* _Página_:
• • • •

El contacto con las horas interminables en un sanatorio da para cuestionarse una inmensa lista, que con el vertiginoso correr de los días no somos capaces de advertir. Cuando tomamos contacto con el sufrimiento con esa pequeña línea delgada entre la vida y la muerte, la existencia se solemniza y pretende sacudirnos a ver si todavía nos sorprendemos.

Y vaya todo lo que está escondido para dar respuesta a ese sacudón intempestivo que nos da la vida. Un ciclo inagotable de conocimiento y de aprendizaje.

Con el correr de los días el agotamiento se unifica con el dolor y difícilmente identifiquemos lo que nos pasa. El cuerpo duele, los ojos pesan y el pecho se transforma en una inmensa placa de hormigón que nos quita el aire. A esto debemos agregar comidas omitidas y un sinfín de cosas que se acumulan en la lista del debe.

Sin embargo, en esa lista las prioridades pronto cambia su lugar, llegan a primer lugar los afectos. Esto no quiere decir que las responsabilidades se desvanezcan, sino que tomen un real significado. En esos afectos los hijos y el compañero de ruta brillan como luceros, y los amigos son imprescindibles para renovar las pocas fuerzas que nos quedan.

Un merecido reconocimiento se hace visible al observar el trabajo de un gran número de personas que dedican su jornada en el servicio al prójimo. Es admirable como en esa dura tarea frente la adversidad y el dolor regalan una sonrisa aún cuando la labor es verdaderamente ingrata.

• • • •

* _Material proporcionado_:

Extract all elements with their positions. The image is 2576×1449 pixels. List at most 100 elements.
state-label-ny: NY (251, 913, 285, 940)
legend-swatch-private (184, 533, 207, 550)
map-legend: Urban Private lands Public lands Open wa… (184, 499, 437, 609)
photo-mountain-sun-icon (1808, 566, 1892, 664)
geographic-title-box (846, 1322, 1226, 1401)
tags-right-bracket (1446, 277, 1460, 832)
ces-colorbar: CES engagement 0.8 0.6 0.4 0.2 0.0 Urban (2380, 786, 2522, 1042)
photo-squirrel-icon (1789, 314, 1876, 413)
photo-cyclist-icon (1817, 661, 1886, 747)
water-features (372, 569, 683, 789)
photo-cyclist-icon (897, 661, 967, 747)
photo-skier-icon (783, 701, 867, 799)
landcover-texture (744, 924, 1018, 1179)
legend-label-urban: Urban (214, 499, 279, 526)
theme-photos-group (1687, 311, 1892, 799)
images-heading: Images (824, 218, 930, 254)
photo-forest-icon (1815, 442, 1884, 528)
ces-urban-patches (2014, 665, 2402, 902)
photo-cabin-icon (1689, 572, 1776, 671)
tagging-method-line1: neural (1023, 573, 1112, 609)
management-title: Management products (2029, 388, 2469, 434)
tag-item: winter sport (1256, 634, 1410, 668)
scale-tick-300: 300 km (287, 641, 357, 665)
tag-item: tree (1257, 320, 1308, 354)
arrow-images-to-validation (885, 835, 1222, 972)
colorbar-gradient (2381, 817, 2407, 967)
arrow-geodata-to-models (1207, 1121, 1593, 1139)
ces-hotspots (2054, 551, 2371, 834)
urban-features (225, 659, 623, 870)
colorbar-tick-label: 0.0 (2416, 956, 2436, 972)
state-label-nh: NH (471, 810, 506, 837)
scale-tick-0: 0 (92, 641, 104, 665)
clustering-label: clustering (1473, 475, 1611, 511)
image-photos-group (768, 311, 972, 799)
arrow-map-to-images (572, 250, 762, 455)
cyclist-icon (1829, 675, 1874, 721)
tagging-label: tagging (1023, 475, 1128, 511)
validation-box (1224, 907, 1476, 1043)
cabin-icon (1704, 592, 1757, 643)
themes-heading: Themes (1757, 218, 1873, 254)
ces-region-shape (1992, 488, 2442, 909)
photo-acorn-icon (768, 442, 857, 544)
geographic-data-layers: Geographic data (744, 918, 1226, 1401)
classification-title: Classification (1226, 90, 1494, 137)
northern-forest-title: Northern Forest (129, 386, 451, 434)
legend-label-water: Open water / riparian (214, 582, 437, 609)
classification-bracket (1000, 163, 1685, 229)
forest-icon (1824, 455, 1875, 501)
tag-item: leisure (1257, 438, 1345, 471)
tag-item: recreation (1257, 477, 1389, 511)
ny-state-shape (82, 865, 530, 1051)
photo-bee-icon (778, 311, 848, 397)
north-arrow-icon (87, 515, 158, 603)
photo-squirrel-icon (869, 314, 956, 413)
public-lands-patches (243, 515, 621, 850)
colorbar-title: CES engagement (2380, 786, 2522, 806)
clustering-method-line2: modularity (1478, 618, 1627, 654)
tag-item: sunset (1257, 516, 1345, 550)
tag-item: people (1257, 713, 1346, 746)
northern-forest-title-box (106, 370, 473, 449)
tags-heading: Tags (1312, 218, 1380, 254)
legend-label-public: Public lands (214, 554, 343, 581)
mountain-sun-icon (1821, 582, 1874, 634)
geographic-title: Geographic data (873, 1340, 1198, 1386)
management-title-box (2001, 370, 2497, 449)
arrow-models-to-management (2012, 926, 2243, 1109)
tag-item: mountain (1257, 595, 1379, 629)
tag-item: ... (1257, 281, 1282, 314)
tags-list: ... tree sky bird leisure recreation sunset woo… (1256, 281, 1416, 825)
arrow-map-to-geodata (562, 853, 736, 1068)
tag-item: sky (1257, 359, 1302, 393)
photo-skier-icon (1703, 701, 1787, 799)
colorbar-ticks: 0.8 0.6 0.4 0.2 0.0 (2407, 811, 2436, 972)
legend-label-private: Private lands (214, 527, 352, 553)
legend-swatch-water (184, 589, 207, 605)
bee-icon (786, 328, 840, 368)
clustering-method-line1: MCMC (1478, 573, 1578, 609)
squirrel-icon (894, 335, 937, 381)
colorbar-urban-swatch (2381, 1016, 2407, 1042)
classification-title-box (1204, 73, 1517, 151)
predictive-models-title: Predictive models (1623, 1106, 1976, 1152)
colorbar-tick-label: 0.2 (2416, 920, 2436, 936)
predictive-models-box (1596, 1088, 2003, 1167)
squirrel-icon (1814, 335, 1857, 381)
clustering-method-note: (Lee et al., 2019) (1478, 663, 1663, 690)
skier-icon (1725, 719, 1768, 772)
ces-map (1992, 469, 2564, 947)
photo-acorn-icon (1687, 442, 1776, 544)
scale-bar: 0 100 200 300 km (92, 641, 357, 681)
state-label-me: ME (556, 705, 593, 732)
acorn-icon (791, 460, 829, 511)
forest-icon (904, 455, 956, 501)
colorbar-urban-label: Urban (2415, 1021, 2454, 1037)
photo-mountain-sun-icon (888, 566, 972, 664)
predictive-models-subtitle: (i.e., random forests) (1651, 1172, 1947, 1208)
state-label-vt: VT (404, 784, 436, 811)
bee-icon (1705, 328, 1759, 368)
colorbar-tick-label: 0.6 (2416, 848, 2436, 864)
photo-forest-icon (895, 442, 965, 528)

• • • •

* _Tareas del ejercicio_:
1) Enumera todos los afectos que nombra el texto sobre el sanatorio.
2) Reproduce sin cambios el fragmento del texto sobre el sanatorio que empieza en "Sin embargo, en" y termina en "que nos quedan.".

* _Soluciones desarrolladas_:
1) Los hijos, el compañero de ruta y los amigos.

2)
Sin embargo, en esa lista las prioridades pronto cambia su lugar, llegan a primer lugar los afectos. Esto no quiere decir que las responsabilidades se desvanezcan, sino que tomen un real significado. En esos afectos los hijos y el compañero de ruta brillan como luceros, y los amigos son imprescindibles para renovar las pocas fuerzas que nos quedan.